## Problem details
Pick out every line with the word "потребностей" and copy it.

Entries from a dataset
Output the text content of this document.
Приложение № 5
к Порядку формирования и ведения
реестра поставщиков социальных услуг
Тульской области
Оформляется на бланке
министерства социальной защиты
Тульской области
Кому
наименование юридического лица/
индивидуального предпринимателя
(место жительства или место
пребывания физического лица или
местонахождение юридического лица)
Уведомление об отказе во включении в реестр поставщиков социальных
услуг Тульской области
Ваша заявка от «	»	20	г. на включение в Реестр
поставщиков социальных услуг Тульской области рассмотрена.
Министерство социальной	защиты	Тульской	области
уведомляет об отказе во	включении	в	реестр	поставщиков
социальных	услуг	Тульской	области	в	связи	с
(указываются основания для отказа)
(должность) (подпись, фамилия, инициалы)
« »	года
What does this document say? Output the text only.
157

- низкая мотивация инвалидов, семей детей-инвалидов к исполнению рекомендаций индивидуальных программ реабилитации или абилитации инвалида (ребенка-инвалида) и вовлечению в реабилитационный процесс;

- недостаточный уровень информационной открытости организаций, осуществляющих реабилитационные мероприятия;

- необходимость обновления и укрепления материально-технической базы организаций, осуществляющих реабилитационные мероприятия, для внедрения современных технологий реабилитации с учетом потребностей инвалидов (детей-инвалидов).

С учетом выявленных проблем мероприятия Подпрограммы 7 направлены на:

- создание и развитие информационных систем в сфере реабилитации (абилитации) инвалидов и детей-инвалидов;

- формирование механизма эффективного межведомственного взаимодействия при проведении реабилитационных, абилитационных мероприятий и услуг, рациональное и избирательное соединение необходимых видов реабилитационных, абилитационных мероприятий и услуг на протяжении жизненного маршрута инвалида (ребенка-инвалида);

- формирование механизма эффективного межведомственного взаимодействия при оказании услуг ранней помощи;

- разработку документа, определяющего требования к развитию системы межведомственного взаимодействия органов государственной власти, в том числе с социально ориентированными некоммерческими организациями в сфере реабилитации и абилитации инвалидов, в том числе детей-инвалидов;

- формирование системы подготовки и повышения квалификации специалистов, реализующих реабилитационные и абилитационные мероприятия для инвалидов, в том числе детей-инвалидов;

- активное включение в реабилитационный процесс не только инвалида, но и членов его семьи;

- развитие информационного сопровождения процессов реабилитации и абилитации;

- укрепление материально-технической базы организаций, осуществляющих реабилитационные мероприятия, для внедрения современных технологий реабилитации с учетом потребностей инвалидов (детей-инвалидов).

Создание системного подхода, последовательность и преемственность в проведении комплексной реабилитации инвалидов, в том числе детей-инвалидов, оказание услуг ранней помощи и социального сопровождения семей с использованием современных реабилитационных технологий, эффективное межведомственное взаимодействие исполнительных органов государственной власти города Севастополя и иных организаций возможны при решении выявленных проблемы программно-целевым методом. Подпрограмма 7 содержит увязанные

## Complete response
- необходимость обновления и укрепления материально-технической базы организаций, осуществляющих реабилитационные мероприятия, для внедрения современных технологий реабилитации с учетом потребностей инвалидов (детей-инвалидов).
- укрепление материально-технической базы организаций, осуществляющих реабилитационные мероприятия, для внедрения современных технологий реабилитации с учетом потребностей инвалидов (детей-инвалидов).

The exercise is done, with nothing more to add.